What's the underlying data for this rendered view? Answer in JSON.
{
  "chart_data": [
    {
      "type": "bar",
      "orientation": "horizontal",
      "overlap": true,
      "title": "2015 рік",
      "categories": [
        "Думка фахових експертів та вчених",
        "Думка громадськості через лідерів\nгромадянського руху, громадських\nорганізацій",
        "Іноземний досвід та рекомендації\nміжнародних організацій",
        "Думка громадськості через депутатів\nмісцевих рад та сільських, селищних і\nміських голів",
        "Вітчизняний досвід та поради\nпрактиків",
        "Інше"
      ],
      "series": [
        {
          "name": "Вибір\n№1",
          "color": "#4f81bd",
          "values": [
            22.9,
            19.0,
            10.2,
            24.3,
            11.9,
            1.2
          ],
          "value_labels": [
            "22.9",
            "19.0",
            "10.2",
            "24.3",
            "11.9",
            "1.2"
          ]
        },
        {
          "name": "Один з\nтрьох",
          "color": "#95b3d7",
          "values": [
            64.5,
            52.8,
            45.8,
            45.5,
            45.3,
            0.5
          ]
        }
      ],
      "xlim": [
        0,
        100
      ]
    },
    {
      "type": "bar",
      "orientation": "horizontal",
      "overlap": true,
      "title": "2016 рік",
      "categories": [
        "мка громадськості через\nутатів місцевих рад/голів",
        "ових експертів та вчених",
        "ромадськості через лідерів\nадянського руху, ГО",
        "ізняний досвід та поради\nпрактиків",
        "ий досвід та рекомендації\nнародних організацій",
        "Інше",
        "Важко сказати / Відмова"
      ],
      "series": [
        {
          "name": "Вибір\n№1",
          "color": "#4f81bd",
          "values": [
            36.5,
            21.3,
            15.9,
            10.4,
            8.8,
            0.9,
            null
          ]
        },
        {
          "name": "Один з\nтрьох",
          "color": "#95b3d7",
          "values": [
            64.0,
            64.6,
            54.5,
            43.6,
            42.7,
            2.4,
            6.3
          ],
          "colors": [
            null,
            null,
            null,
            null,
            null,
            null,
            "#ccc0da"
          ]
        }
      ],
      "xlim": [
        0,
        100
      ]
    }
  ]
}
##############################
Goal of the exercise >> Set down each entry again, unchanged.

Answer to the task >>
What's the underlying data for this rendered view? Answer in JSON.
{
  "chart_data": [
    {
      "type": "bar",
      "orientation": "horizontal",
      "overlap": true,
      "title": "2015 рік",
      "categories": [
        "Думка фахових експертів та вчених",
        "Думка громадськості через лідерів\nгромадянського руху, громадських\nорганізацій",
        "Іноземний досвід та рекомендації\nміжнародних організацій",
        "Думка громадськості через депутатів\nмісцевих рад та сільських, селищних і\nміських голів",
        "Вітчизняний досвід та поради\nпрактиків",
        "Інше"
      ],
      "series": [
        {
          "name": "Вибір\n№1",
          "color": "#4f81bd",
          "values": [
            22.9,
            19.0,
            10.2,
            24.3,
            11.9,
            1.2
          ],
          "value_labels": [
            "22.9",
            "19.0",
            "10.2",
            "24.3",
            "11.9",
            "1.2"
          ]
        },
        {
          "name": "Один з\nтрьох",
          "color": "#95b3d7",
          "values": [
            64.5,
            52.8,
            45.8,
            45.5,
            45.3,
            0.5
          ]
        }
      ],
      "xlim": [
        0,
        100
      ]
    },
    {
      "type": "bar",
      "orientation": "horizontal",
      "overlap": true,
      "title": "2016 рік",
      "categories": [
        "мка громадськості через\nутатів місцевих рад/голів",
        "ових експертів та вчених",
        "ромадськості через лідерів\nадянського руху, ГО",
        "ізняний досвід та поради\nпрактиків",
        "ий досвід та рекомендації\nнародних організацій",
        "Інше",
        "Важко сказати / Відмова"
      ],
      "series": [
        {
          "name": "Вибір\n№1",
          "color": "#4f81bd",
          "values": [
            36.5,
            21.3,
            15.9,
            10.4,
            8.8,
            0.9,
            null
          ]
        },
        {
          "name": "Один з\nтрьох",
          "color": "#95b3d7",
          "values": [
            64.0,
            64.6,
            54.5,
            43.6,
            42.7,
            2.4,
            6.3
          ],
          "colors": [
            null,
            null,
            null,
            null,
            null,
            null,
            "#ccc0da"
          ]
        }
      ],
      "xlim": [
        0,
        100
      ]
    }
  ]
}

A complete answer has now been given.